§ EXERCISE
Filter the entries and keep only the lines where the string "color" appears.

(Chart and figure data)
::::::::::
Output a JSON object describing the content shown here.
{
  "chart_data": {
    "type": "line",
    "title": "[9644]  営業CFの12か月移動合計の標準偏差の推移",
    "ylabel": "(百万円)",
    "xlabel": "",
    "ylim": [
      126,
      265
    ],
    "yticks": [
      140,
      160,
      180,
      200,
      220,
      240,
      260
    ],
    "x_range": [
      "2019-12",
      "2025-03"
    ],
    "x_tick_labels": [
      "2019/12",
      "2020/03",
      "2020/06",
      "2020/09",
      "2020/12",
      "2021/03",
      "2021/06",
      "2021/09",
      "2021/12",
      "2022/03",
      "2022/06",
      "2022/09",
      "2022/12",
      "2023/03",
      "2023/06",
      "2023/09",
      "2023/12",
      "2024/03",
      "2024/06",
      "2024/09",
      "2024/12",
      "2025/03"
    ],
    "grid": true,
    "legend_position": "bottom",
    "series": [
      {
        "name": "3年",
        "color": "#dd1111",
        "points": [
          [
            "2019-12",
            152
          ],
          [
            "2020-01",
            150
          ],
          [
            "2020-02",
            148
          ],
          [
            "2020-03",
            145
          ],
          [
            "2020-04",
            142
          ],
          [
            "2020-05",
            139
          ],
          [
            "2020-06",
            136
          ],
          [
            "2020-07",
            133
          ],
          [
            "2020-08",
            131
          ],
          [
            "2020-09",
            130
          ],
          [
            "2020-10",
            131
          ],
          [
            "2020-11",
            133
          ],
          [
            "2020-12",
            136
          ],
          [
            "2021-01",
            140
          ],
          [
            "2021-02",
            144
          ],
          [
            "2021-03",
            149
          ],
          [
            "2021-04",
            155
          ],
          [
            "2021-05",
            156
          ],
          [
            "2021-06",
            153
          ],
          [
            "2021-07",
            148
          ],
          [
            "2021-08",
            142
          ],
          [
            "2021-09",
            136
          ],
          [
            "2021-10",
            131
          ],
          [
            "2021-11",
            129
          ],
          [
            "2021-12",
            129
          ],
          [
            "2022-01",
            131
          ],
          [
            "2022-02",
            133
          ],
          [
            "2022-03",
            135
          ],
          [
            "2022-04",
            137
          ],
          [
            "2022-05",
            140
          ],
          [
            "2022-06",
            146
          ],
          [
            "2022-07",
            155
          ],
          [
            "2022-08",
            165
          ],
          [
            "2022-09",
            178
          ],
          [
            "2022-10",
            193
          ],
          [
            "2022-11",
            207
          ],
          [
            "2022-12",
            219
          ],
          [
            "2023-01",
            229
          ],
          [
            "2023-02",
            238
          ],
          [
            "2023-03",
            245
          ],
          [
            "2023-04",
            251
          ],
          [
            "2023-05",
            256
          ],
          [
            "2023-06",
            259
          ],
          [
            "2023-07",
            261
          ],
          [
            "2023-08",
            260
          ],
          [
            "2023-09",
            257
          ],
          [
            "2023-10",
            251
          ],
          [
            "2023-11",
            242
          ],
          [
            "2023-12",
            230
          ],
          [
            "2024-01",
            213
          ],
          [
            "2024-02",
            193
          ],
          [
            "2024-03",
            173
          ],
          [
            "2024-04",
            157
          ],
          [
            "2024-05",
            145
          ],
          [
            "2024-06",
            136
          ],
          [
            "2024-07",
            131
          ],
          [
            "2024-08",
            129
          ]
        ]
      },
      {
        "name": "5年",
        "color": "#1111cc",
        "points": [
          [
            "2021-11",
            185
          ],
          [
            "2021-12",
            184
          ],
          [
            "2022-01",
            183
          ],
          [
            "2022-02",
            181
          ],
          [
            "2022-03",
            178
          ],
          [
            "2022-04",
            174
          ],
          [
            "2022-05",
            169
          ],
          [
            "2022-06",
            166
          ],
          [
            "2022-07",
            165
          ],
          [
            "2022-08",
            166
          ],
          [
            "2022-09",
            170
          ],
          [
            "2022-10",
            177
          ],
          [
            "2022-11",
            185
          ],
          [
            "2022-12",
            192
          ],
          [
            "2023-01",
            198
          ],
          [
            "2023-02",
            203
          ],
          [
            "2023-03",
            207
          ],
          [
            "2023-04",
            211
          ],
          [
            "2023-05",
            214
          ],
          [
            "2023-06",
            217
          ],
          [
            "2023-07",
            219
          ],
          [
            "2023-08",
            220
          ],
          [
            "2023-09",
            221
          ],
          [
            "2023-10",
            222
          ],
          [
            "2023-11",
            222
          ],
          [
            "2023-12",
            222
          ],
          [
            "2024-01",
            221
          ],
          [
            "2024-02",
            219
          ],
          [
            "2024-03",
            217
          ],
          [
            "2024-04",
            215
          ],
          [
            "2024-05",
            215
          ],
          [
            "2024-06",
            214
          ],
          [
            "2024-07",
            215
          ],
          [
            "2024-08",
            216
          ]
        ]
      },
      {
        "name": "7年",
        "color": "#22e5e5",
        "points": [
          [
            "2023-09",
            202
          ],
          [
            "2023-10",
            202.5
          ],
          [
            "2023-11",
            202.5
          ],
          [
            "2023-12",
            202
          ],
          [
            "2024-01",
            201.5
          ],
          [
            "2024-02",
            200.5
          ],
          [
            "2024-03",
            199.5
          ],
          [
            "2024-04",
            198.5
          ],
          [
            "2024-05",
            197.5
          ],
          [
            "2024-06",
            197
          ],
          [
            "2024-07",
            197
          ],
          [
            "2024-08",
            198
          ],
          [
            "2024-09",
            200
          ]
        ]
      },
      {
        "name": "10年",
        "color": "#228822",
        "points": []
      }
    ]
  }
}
::::::::::
§ EXERCISE OUTPUT
        "color": "#dd1111",
        "color": "#1111cc",
        "color": "#22e5e5",
        "color": "#228822",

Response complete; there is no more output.